> Stated exercise:
Write out, unchanged, the lines from the one holding "Output the text content of this document." to the close of the listing. Both the first and last lines belong in it.

> Available data:
----

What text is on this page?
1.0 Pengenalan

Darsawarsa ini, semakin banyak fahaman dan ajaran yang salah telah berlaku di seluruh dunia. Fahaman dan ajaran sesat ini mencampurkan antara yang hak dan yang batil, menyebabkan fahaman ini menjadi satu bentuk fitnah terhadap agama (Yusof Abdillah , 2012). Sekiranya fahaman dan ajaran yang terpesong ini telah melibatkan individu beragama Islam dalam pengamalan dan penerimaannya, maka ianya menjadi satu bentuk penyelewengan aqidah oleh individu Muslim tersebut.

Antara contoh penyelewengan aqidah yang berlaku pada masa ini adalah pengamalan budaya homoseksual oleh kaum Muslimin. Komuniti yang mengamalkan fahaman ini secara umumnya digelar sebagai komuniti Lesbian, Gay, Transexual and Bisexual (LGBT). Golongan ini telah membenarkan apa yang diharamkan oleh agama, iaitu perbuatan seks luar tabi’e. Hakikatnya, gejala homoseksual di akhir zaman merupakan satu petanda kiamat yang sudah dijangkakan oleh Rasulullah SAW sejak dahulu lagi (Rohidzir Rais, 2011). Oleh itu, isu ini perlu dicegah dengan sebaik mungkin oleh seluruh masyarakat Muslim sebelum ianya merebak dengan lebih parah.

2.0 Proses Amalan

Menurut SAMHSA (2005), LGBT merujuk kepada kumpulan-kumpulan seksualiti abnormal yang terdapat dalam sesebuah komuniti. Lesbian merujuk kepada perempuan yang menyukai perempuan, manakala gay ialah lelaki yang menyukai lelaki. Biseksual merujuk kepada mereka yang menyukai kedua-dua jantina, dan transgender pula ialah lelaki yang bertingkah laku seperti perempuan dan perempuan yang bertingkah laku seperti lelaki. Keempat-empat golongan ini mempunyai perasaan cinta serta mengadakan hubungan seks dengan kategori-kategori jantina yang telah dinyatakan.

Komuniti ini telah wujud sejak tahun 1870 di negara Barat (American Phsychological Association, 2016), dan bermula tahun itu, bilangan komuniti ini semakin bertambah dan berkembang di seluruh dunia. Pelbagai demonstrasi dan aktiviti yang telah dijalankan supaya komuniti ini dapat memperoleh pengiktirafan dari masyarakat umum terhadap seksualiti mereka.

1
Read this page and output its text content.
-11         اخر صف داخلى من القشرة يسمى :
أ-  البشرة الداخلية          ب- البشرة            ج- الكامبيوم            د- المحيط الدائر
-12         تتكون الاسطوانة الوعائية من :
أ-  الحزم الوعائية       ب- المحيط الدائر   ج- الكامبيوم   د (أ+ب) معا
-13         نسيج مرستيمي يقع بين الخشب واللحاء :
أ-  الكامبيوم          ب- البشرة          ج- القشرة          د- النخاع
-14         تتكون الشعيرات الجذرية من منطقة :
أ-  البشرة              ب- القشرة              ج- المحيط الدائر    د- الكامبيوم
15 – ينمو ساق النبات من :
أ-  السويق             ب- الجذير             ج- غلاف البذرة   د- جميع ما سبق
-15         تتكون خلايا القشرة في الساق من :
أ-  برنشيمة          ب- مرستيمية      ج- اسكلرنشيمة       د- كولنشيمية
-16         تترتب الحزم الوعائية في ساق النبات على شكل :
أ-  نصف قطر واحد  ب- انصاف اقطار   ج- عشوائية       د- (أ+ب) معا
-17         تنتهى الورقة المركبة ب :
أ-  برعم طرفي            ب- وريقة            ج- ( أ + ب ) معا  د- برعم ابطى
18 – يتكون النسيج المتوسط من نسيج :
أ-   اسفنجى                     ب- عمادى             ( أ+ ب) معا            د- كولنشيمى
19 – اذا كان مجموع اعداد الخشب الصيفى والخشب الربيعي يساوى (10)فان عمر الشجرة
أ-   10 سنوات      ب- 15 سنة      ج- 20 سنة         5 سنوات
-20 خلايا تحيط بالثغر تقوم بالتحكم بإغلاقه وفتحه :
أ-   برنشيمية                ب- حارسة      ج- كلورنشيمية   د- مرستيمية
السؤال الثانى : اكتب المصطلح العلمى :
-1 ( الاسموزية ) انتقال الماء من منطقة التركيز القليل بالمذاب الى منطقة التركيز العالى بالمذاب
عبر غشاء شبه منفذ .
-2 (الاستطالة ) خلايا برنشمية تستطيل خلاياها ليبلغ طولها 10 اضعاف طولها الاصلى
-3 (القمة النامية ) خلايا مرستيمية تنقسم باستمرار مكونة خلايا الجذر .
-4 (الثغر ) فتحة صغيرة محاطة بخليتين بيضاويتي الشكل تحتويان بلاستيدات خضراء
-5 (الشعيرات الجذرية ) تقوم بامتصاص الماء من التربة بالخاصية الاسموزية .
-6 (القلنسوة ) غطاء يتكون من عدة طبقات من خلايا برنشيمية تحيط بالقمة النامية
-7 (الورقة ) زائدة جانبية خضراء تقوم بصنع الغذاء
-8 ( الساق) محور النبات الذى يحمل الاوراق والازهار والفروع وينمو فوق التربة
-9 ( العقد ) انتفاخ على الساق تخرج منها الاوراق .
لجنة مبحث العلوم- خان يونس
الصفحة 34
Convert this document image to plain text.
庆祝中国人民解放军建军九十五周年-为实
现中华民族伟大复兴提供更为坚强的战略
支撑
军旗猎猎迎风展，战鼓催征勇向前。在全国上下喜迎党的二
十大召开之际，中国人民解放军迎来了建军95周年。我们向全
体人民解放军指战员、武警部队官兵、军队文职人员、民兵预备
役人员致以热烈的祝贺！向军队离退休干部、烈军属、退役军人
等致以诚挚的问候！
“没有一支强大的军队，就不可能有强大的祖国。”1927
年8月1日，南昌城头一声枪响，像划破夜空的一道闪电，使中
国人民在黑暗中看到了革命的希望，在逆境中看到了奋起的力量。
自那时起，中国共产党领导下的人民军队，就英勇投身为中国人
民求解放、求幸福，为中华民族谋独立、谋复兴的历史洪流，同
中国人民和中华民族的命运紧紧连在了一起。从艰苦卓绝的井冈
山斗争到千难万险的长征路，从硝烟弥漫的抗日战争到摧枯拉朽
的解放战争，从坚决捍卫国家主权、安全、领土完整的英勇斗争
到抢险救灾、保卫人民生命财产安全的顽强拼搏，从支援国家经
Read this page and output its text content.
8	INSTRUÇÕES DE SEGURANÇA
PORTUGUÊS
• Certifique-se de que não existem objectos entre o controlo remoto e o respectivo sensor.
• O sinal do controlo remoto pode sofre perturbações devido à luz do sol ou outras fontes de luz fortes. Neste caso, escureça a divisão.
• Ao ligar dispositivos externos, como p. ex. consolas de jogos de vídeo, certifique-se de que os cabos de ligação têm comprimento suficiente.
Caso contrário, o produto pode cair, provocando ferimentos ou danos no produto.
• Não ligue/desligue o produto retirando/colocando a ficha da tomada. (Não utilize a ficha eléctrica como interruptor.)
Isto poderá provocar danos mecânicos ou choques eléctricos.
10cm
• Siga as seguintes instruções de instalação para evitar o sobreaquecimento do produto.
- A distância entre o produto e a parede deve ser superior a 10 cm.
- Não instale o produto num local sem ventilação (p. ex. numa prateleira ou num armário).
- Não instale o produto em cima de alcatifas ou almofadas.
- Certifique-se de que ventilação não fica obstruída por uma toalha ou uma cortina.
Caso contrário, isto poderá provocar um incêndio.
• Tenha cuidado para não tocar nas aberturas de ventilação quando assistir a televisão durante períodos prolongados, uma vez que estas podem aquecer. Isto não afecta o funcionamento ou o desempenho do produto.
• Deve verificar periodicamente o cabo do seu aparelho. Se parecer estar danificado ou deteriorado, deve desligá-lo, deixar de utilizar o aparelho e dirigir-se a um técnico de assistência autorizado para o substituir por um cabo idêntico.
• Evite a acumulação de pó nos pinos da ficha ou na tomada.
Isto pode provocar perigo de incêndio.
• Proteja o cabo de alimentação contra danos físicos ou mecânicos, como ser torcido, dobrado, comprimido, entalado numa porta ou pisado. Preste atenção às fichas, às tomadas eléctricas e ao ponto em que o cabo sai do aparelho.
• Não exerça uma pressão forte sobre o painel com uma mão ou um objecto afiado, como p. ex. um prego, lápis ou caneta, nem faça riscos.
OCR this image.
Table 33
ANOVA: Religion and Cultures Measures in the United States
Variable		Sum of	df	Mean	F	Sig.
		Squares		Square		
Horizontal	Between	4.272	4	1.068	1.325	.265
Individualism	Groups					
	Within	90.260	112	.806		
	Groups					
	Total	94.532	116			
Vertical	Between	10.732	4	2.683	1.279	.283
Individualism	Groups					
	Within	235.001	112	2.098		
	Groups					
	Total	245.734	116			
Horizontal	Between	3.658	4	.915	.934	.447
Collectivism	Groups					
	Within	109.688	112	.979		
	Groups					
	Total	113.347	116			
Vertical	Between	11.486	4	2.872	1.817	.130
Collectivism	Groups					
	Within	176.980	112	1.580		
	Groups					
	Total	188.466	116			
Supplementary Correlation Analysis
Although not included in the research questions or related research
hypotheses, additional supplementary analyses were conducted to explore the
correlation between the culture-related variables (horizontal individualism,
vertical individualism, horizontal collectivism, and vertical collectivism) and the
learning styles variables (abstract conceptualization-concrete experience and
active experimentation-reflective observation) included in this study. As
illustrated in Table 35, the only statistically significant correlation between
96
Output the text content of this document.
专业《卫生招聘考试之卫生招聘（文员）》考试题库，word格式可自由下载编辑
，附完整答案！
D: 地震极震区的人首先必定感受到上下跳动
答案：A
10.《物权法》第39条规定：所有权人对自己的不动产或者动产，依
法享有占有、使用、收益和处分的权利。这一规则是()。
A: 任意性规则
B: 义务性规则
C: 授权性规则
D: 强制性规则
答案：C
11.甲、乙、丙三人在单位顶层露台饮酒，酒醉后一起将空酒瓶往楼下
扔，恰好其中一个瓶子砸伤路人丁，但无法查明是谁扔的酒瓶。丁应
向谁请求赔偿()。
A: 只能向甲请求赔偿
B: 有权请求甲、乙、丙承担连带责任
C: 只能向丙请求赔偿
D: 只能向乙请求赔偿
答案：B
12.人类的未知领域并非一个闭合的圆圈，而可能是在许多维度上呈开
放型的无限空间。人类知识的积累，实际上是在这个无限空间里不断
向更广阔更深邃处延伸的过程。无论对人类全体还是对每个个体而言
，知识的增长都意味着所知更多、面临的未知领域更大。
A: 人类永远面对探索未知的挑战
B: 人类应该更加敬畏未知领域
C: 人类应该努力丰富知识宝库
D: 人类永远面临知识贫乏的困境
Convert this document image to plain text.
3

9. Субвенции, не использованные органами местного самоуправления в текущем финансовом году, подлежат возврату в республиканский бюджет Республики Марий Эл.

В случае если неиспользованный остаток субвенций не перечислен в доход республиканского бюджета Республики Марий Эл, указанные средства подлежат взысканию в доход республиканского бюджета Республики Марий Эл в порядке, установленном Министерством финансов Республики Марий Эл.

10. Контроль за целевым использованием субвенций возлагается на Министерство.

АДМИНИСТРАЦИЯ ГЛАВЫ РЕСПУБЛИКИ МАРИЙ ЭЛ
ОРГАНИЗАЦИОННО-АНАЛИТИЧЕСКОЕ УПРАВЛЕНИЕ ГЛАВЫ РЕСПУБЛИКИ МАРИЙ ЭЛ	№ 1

----

> Solved problem:
Output the text content of this document.
专业《卫生招聘考试之卫生招聘（文员）》考试题库，word格式可自由下载编辑
，附完整答案！
D: 地震极震区的人首先必定感受到上下跳动
答案：A
10.《物权法》第39条规定：所有权人对自己的不动产或者动产，依
法享有占有、使用、收益和处分的权利。这一规则是()。
A: 任意性规则
B: 义务性规则
C: 授权性规则
D: 强制性规则
答案：C
11.甲、乙、丙三人在单位顶层露台饮酒，酒醉后一起将空酒瓶往楼下
扔，恰好其中一个瓶子砸伤路人丁，但无法查明是谁扔的酒瓶。丁应
向谁请求赔偿()。
A: 只能向甲请求赔偿
B: 有权请求甲、乙、丙承担连带责任
C: 只能向丙请求赔偿
D: 只能向乙请求赔偿
答案：B
12.人类的未知领域并非一个闭合的圆圈，而可能是在许多维度上呈开
放型的无限空间。人类知识的积累，实际上是在这个无限空间里不断
向更广阔更深邃处延伸的过程。无论对人类全体还是对每个个体而言
，知识的增长都意味着所知更多、面临的未知领域更大。
A: 人类永远面对探索未知的挑战
B: 人类应该更加敬畏未知领域
C: 人类应该努力丰富知识宝库
D: 人类永远面临知识贫乏的困境
Convert this document image to plain text.
3

9. Субвенции, не использованные органами местного самоуправления в текущем финансовом году, подлежат возврату в республиканский бюджет Республики Марий Эл.

В случае если неиспользованный остаток субвенций не перечислен в доход республиканского бюджета Республики Марий Эл, указанные средства подлежат взысканию в доход республиканского бюджета Республики Марий Эл в порядке, установленном Министерством финансов Республики Марий Эл.

10. Контроль за целевым использованием субвенций возлагается на Министерство.

АДМИНИСТРАЦИЯ ГЛАВЫ РЕСПУБЛИКИ МАРИЙ ЭЛ
ОРГАНИЗАЦИОННО-АНАЛИТИЧЕСКОЕ УПРАВЛЕНИЕ ГЛАВЫ РЕСПУБЛИКИ МАРИЙ ЭЛ	№ 1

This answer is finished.